**What the task requires:** Copy out every line that contains the word "para".

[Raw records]

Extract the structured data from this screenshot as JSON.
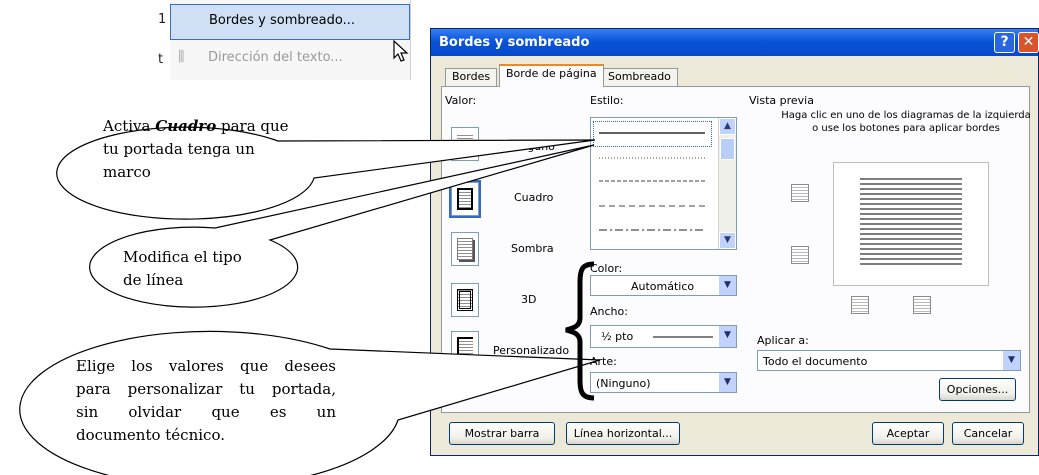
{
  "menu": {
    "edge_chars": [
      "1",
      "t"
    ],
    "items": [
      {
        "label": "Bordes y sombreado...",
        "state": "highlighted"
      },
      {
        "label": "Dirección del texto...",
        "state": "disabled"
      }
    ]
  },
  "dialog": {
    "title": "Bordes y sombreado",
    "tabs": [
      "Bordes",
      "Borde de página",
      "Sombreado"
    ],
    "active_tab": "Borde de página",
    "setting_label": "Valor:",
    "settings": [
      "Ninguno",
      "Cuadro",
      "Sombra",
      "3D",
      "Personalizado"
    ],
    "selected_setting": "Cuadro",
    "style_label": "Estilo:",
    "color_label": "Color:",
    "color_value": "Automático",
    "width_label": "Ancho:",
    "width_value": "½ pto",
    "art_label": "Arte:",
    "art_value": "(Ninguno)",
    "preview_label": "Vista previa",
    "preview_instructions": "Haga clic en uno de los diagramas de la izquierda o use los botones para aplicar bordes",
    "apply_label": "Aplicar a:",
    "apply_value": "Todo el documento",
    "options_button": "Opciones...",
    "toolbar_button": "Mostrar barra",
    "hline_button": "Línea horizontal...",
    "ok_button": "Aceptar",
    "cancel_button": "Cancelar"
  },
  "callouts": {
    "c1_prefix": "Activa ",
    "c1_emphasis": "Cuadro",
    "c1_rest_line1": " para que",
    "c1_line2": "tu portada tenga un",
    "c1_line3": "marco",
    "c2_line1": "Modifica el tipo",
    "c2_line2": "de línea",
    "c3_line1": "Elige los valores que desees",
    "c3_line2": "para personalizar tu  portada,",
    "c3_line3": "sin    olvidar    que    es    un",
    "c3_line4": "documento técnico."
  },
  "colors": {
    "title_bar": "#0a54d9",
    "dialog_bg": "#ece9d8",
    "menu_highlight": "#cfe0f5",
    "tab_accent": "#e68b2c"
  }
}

* * *

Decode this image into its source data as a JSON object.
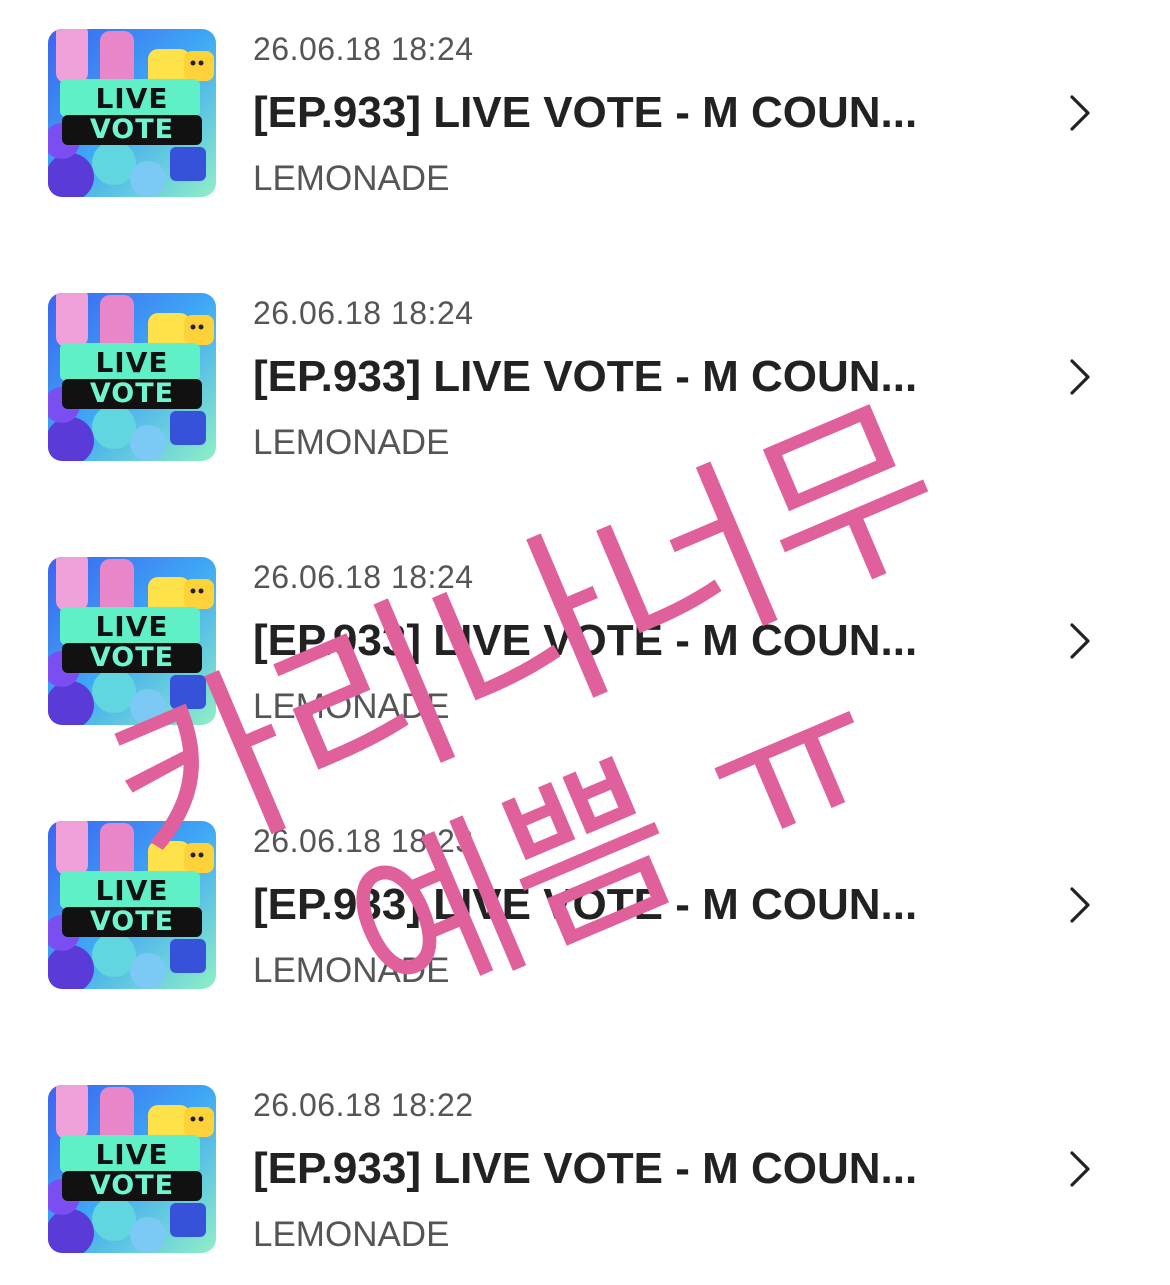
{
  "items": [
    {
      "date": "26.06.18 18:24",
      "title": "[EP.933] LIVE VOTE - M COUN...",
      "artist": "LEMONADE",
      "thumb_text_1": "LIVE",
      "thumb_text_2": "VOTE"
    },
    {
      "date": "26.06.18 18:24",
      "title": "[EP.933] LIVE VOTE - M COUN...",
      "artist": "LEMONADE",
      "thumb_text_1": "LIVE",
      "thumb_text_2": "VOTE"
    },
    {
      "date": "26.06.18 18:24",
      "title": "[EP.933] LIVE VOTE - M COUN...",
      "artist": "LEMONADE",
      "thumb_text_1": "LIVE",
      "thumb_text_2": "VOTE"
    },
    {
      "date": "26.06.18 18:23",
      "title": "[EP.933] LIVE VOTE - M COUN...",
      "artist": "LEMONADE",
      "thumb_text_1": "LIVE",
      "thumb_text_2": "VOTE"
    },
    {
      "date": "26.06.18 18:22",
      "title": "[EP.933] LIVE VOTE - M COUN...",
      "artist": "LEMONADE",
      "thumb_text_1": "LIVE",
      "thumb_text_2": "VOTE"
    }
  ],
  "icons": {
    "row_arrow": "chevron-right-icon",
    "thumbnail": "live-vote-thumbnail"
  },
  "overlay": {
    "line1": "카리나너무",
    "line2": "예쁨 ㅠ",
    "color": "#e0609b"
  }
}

**Solution below:**
    "preview_instructions": "Haga clic en uno de los diagramas de la izquierda o use los botones para aplicar bordes",
    "c1_rest_line1": " para que",
    "c3_line2": "para personalizar tu  portada,",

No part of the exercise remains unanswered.